> _SET PROBLEM_
In the records below, locate the line containing "Output the text content of this document."; output that line and every following line through the last, exactly.

> _ENTRIES SHOWN_

▶

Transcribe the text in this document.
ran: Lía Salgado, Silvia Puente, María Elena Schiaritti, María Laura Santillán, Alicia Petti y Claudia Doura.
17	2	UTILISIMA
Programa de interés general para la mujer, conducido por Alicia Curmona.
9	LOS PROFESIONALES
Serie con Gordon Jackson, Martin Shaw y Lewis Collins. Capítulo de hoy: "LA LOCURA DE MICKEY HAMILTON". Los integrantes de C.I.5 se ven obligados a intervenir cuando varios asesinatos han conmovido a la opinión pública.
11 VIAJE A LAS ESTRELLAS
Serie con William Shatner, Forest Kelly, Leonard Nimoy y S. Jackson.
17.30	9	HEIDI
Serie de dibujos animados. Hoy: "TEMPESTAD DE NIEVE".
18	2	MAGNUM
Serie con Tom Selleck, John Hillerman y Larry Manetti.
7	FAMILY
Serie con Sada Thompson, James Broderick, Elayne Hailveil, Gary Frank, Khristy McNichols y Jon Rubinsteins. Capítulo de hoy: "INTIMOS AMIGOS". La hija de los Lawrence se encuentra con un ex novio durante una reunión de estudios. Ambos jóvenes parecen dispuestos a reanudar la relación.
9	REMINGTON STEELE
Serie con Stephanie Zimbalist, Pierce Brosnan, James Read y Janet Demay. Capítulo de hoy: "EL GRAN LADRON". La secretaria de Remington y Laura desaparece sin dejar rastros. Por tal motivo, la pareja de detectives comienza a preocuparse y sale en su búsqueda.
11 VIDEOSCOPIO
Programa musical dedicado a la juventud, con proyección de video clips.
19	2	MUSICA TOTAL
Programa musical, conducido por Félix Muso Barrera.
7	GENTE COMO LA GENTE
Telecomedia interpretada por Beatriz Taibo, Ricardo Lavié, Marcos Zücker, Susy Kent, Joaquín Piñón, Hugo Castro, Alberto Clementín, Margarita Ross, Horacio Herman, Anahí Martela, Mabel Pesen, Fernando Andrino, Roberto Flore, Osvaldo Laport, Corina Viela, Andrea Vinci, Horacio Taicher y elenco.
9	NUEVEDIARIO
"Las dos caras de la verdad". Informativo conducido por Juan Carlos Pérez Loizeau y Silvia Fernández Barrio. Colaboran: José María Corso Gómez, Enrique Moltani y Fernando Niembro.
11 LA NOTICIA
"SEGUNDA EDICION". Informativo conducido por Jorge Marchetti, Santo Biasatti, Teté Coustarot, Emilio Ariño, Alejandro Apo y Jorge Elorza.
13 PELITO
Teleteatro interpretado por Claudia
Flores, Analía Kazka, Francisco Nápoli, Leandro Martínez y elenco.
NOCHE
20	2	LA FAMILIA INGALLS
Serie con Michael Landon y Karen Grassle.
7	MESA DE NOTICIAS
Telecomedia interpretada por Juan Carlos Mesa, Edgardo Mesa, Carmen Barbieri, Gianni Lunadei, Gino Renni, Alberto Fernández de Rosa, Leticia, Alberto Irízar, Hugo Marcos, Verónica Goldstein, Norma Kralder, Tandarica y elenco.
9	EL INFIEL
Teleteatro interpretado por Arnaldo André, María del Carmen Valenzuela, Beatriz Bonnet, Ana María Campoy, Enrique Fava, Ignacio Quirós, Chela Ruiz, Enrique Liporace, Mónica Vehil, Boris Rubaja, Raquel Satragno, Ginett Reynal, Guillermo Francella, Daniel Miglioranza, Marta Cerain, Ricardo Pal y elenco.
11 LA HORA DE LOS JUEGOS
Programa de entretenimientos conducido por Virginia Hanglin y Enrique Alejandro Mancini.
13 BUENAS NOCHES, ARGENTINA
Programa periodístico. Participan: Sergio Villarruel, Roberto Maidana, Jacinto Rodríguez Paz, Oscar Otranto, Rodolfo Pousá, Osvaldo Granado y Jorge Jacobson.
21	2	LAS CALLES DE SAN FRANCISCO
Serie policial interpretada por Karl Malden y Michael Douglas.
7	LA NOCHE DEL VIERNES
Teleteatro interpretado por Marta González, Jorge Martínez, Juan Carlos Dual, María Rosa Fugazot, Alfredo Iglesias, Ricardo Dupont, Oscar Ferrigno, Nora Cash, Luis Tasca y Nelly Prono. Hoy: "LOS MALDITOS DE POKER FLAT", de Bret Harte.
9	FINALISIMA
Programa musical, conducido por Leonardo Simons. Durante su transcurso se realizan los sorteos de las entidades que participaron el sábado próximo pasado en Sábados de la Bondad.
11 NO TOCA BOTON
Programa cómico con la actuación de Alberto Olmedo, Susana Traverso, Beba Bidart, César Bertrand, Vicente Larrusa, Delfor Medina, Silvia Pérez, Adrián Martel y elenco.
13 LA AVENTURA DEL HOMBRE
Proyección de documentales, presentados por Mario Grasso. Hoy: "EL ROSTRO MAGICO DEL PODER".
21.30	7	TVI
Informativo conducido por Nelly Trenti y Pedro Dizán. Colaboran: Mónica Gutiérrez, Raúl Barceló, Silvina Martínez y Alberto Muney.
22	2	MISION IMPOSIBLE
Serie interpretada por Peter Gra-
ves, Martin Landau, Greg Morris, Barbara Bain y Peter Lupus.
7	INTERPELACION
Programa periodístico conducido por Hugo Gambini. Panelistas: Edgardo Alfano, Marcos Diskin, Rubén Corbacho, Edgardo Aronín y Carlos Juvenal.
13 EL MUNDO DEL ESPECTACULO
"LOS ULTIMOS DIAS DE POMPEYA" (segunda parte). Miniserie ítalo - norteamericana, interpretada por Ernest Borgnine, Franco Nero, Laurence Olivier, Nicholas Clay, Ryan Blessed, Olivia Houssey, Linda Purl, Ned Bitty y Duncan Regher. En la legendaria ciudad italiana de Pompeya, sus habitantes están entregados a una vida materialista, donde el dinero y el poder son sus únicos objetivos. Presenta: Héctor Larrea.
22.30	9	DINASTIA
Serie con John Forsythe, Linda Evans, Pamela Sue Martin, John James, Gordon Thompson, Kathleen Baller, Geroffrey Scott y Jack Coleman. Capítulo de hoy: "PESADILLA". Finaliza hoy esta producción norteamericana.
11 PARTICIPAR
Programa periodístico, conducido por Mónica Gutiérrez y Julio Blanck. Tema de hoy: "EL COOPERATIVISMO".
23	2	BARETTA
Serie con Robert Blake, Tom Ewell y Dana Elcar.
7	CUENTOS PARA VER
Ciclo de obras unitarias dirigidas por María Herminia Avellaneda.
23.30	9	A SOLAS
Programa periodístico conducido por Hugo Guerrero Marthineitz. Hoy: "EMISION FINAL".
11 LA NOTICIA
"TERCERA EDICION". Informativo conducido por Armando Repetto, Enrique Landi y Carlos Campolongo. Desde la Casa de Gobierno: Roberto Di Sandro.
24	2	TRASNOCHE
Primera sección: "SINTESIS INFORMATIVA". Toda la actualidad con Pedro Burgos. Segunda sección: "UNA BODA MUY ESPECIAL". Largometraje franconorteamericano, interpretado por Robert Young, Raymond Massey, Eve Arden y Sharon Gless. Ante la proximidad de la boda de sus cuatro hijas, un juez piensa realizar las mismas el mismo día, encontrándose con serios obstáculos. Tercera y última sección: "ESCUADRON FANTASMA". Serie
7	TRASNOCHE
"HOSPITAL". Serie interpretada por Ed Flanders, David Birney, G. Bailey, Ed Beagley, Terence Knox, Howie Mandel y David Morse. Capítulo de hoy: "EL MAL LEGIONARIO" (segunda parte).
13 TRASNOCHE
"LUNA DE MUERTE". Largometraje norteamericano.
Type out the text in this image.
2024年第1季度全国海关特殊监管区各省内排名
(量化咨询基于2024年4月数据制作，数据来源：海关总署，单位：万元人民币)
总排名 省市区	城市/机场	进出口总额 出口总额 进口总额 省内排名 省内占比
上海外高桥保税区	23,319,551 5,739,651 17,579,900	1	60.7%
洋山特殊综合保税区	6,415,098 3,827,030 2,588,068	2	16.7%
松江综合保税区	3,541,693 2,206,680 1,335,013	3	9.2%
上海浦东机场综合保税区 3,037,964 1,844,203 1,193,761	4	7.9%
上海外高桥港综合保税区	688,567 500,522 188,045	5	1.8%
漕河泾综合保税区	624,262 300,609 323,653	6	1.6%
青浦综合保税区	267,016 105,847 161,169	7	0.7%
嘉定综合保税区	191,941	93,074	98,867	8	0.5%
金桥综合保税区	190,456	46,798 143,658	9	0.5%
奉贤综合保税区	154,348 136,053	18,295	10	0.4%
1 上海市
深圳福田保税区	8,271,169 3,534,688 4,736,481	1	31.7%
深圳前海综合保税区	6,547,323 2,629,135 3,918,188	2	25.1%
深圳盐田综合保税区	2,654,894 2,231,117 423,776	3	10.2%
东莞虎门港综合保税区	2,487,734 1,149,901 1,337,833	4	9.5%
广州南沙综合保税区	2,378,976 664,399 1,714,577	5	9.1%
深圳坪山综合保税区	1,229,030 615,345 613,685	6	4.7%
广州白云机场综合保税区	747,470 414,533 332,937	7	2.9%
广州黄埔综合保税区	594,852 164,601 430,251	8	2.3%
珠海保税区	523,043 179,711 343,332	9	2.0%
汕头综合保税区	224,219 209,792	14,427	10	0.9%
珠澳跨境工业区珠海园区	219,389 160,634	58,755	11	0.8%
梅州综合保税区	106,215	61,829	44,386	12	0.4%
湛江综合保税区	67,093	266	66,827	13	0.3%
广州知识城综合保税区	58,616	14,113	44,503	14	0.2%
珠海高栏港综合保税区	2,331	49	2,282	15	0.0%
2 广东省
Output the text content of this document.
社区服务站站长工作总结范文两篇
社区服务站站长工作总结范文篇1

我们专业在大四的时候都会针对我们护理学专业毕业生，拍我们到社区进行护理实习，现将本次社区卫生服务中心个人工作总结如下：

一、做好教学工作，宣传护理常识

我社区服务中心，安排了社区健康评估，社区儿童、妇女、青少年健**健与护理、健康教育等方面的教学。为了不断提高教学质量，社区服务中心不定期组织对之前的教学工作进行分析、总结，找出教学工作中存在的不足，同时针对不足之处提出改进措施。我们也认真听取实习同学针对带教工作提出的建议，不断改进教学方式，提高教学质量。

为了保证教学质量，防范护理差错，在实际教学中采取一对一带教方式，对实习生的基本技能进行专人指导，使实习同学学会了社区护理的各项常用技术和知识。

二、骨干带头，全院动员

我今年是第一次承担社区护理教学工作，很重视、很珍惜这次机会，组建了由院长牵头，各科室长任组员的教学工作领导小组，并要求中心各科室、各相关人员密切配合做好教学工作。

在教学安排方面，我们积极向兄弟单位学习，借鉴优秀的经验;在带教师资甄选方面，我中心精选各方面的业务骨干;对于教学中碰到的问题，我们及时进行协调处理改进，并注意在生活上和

◀

> _IN RESPONSE_
Output the text content of this document.
社区服务站站长工作总结范文两篇
社区服务站站长工作总结范文篇1

我们专业在大四的时候都会针对我们护理学专业毕业生，拍我们到社区进行护理实习，现将本次社区卫生服务中心个人工作总结如下：

一、做好教学工作，宣传护理常识

我社区服务中心，安排了社区健康评估，社区儿童、妇女、青少年健**健与护理、健康教育等方面的教学。为了不断提高教学质量，社区服务中心不定期组织对之前的教学工作进行分析、总结，找出教学工作中存在的不足，同时针对不足之处提出改进措施。我们也认真听取实习同学针对带教工作提出的建议，不断改进教学方式，提高教学质量。

为了保证教学质量，防范护理差错，在实际教学中采取一对一带教方式，对实习生的基本技能进行专人指导，使实习同学学会了社区护理的各项常用技术和知识。

二、骨干带头，全院动员

我今年是第一次承担社区护理教学工作，很重视、很珍惜这次机会，组建了由院长牵头，各科室长任组员的教学工作领导小组，并要求中心各科室、各相关人员密切配合做好教学工作。

在教学安排方面，我们积极向兄弟单位学习，借鉴优秀的经验;在带教师资甄选方面，我中心精选各方面的业务骨干;对于教学中碰到的问题，我们及时进行协调处理改进，并注意在生活上和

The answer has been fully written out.